Problem to solve: Give the data below again exactly as it stands. Omit the pictures.

# Task material start

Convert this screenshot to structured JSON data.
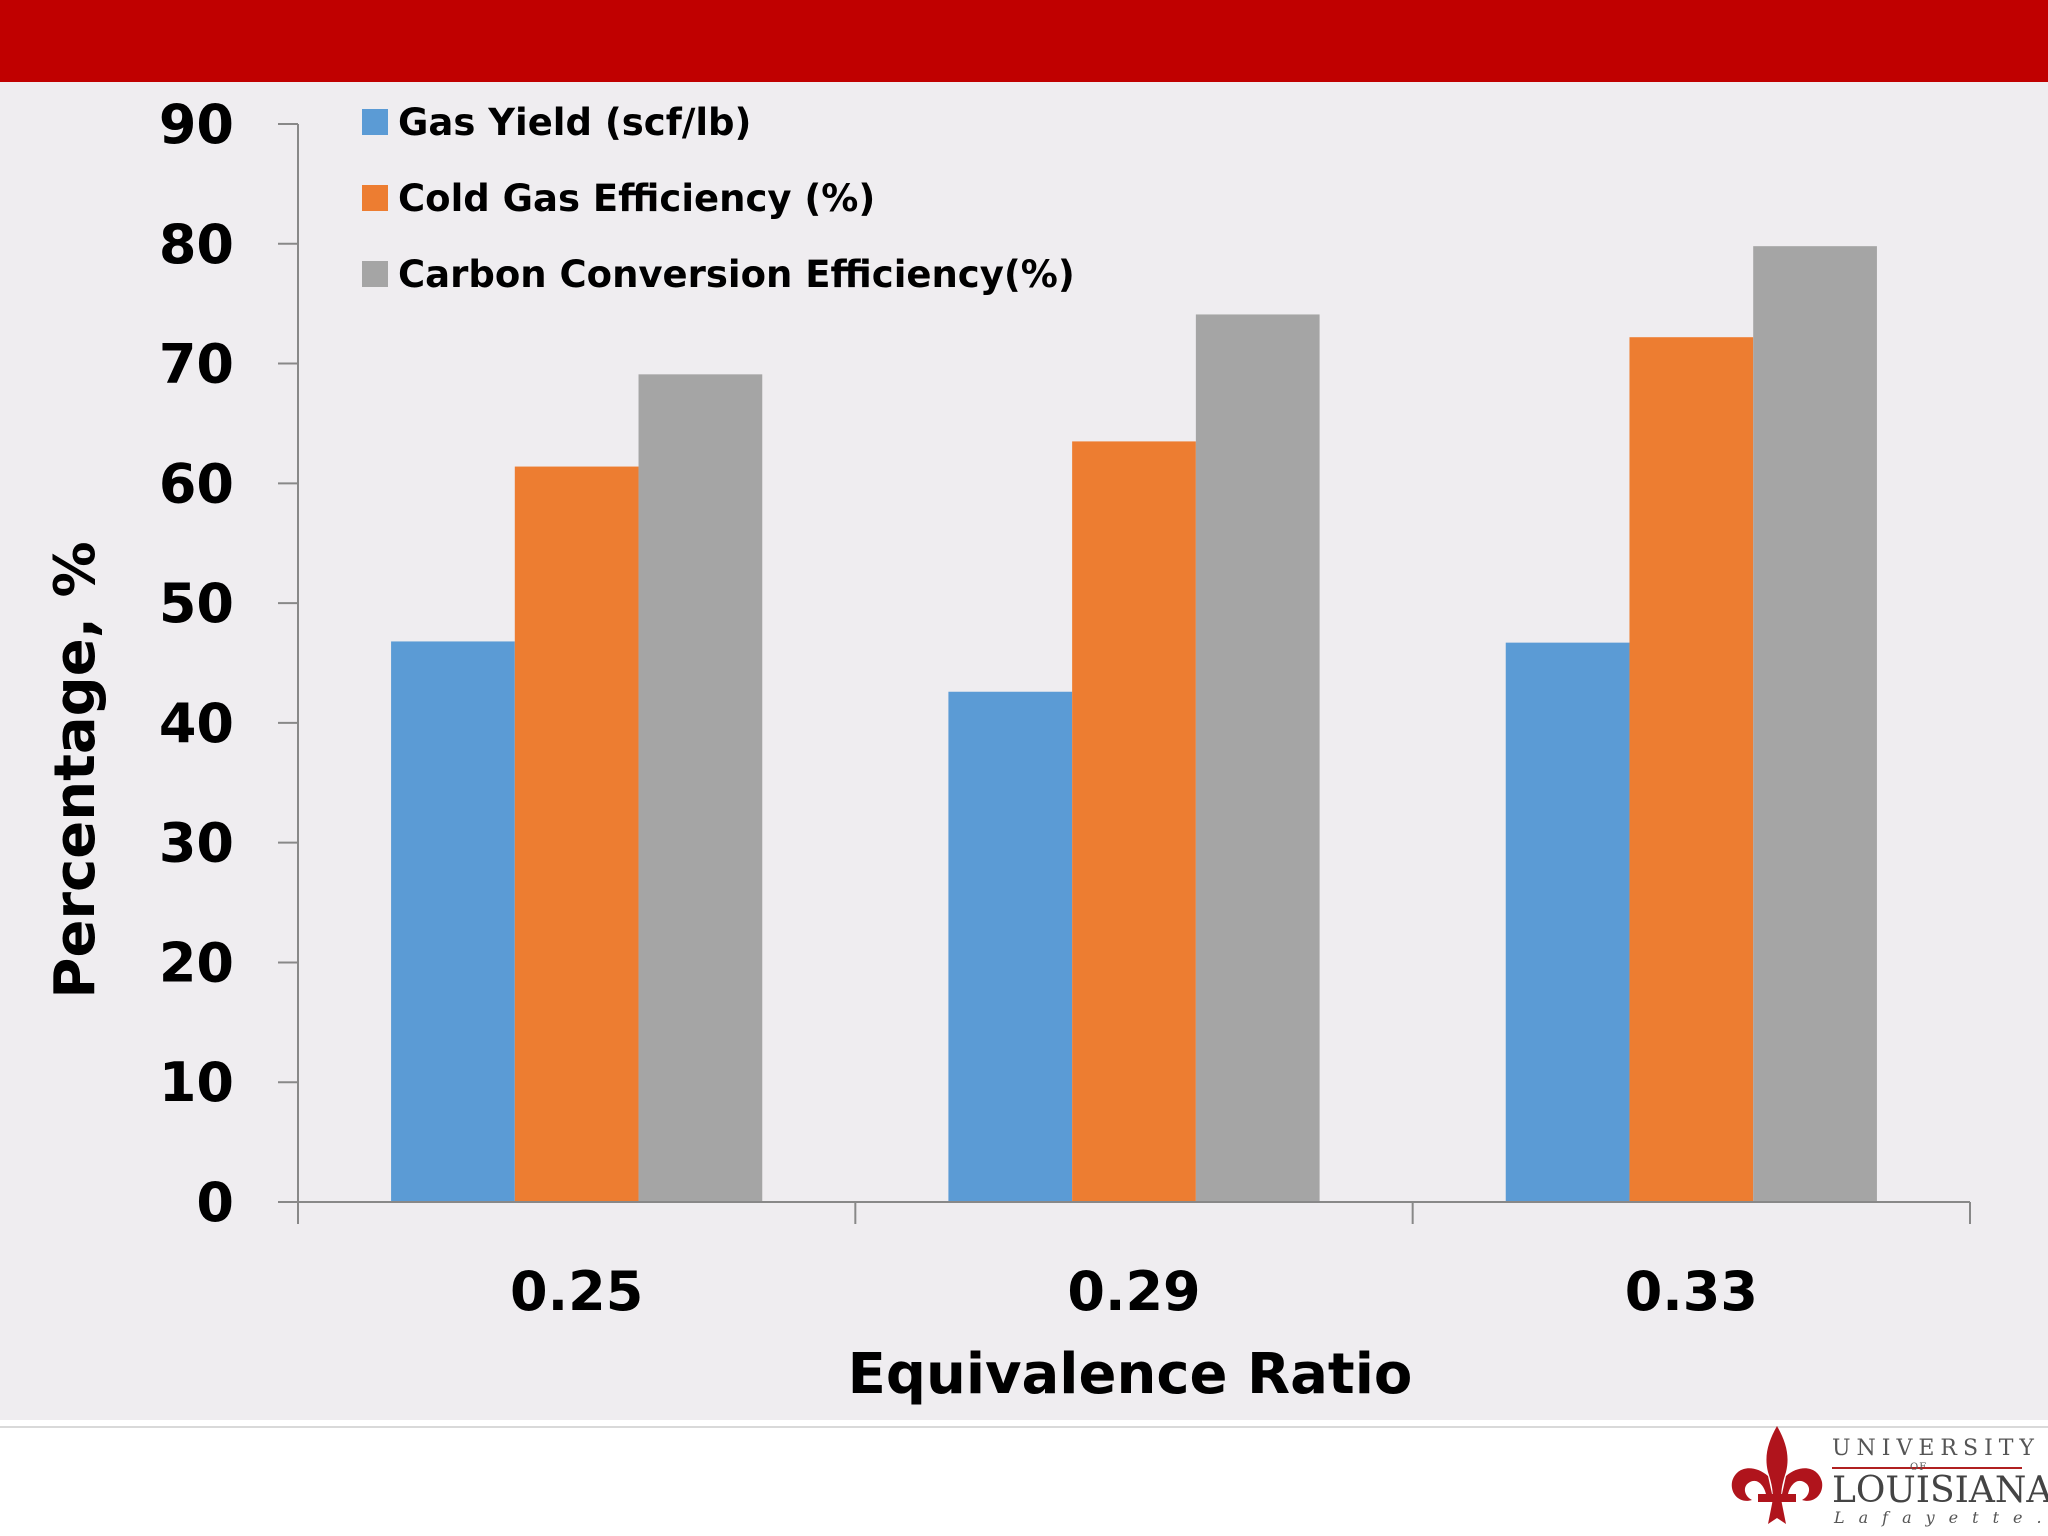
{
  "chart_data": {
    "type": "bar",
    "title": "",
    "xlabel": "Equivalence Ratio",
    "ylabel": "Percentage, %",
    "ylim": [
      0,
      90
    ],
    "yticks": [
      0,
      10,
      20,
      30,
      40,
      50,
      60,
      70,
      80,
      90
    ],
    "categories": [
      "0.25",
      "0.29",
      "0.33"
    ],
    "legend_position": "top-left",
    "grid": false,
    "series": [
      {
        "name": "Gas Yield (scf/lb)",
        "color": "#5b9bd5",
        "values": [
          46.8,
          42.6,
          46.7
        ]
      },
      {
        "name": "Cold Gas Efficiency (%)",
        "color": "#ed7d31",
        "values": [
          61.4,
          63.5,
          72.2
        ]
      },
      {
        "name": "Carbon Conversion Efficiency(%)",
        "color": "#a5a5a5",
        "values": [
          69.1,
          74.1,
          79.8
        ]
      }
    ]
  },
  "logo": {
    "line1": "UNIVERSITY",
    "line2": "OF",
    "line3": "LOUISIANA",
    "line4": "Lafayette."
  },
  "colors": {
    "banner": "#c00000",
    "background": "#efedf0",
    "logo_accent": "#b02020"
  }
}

# Task material end

Result of the task:
Convert this screenshot to structured JSON data.
{
  "chart_data": {
    "type": "bar",
    "title": "",
    "xlabel": "Equivalence Ratio",
    "ylabel": "Percentage, %",
    "ylim": [
      0,
      90
    ],
    "yticks": [
      0,
      10,
      20,
      30,
      40,
      50,
      60,
      70,
      80,
      90
    ],
    "categories": [
      "0.25",
      "0.29",
      "0.33"
    ],
    "legend_position": "top-left",
    "grid": false,
    "series": [
      {
        "name": "Gas Yield (scf/lb)",
        "color": "#5b9bd5",
        "values": [
          46.8,
          42.6,
          46.7
        ]
      },
      {
        "name": "Cold Gas Efficiency (%)",
        "color": "#ed7d31",
        "values": [
          61.4,
          63.5,
          72.2
        ]
      },
      {
        "name": "Carbon Conversion Efficiency(%)",
        "color": "#a5a5a5",
        "values": [
          69.1,
          74.1,
          79.8
        ]
      }
    ]
  },
  "logo": {
    "line1": "UNIVERSITY",
    "line2": "OF",
    "line3": "LOUISIANA",
    "line4": "Lafayette."
  },
  "colors": {
    "banner": "#c00000",
    "background": "#efedf0",
    "logo_accent": "#b02020"
  }
}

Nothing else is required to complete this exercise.